=== Task material ===
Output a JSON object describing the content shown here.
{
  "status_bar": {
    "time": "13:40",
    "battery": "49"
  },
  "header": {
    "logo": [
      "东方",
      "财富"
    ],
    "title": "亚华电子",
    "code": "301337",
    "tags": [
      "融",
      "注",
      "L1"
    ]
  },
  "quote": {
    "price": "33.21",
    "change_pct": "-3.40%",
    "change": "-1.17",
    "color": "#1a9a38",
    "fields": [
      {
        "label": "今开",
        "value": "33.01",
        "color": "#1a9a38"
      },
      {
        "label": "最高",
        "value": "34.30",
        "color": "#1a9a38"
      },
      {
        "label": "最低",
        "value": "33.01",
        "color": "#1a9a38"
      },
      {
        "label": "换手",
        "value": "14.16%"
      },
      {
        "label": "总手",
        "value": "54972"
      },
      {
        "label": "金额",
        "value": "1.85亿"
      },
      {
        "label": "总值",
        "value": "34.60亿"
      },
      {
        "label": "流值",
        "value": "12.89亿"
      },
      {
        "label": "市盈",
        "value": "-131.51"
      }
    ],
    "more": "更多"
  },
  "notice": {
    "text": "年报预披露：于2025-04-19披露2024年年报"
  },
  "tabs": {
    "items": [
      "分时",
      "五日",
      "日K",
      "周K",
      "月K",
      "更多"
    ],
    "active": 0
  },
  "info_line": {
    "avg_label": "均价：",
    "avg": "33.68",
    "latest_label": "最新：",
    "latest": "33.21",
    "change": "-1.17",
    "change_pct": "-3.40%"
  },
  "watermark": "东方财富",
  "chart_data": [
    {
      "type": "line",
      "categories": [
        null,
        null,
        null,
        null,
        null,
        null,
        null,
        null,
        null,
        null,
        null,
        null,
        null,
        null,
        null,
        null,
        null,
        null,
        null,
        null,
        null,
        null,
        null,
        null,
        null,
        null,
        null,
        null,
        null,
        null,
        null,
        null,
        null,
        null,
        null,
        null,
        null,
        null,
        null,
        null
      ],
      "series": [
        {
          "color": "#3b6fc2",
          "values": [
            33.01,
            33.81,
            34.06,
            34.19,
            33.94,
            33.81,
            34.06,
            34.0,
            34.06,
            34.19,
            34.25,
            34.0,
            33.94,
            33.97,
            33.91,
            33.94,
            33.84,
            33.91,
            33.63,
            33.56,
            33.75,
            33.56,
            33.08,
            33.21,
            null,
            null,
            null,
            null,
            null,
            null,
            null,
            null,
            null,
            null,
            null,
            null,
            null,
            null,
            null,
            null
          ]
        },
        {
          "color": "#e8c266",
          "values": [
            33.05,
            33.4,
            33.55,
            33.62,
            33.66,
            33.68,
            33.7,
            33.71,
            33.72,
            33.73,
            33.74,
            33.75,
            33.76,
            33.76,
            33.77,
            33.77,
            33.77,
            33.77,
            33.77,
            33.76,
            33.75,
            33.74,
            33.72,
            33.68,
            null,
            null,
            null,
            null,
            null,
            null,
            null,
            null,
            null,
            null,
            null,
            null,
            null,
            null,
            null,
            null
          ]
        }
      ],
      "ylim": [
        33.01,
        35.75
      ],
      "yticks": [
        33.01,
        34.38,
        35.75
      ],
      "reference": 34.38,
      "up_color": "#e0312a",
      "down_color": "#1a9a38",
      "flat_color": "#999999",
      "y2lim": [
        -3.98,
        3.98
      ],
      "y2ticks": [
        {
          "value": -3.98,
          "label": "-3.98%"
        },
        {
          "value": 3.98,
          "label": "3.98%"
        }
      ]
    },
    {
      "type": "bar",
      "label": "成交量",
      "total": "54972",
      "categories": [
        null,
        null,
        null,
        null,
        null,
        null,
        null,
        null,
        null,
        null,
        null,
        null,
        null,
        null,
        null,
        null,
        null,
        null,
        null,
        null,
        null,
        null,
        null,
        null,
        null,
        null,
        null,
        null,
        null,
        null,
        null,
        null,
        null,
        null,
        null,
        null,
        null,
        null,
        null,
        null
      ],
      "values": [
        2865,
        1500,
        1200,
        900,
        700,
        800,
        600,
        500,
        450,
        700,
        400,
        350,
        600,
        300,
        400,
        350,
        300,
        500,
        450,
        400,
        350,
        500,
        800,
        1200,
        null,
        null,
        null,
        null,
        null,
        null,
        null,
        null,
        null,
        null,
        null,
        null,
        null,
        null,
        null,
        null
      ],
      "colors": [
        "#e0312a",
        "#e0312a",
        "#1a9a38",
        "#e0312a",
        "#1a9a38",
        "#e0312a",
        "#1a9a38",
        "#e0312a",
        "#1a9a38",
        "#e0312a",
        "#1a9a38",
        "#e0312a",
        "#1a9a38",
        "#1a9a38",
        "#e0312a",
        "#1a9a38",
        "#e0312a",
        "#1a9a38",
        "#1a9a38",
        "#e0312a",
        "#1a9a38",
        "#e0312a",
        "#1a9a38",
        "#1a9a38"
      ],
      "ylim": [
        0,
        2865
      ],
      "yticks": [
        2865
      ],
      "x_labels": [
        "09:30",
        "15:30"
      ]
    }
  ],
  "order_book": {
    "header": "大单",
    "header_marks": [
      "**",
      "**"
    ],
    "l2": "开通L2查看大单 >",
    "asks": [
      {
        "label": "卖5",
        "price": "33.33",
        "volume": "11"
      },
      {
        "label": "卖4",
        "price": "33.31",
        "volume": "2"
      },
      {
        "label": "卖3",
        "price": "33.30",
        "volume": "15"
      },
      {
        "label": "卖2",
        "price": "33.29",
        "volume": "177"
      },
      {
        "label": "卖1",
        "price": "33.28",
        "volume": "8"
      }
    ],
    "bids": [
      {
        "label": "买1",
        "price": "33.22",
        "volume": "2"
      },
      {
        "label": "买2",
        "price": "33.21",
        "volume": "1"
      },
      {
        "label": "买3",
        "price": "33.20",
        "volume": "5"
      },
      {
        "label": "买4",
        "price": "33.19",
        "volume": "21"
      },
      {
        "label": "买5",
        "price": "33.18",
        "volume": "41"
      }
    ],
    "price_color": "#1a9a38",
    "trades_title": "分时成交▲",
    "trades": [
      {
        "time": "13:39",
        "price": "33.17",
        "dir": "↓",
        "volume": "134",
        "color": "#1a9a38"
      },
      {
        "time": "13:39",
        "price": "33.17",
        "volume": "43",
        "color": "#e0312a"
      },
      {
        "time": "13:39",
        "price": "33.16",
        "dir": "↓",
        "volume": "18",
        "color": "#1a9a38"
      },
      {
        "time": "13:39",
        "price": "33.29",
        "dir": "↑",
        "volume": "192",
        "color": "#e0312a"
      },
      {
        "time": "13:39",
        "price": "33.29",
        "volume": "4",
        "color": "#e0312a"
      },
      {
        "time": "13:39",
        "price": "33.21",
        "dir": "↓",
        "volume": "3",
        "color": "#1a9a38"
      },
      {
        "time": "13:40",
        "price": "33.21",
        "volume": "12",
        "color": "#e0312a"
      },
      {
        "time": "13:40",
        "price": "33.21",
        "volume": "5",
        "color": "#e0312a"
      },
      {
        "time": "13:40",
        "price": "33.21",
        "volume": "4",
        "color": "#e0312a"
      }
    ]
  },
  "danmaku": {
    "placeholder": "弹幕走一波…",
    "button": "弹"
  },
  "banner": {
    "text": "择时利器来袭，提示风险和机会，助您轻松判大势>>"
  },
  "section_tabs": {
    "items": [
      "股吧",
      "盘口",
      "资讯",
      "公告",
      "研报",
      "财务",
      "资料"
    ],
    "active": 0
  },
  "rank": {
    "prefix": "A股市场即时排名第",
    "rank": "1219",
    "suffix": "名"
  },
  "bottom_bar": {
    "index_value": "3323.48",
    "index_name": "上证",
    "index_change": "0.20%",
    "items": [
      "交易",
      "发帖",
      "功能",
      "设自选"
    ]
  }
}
===
What to produce ▸ Copy each line above that contains the string "text".

Solution ▸
    "text": "年报预披露：于2025-04-19披露2024年年报"
    "text": "择时利器来袭，提示风险和机会，助您轻松判大势>>"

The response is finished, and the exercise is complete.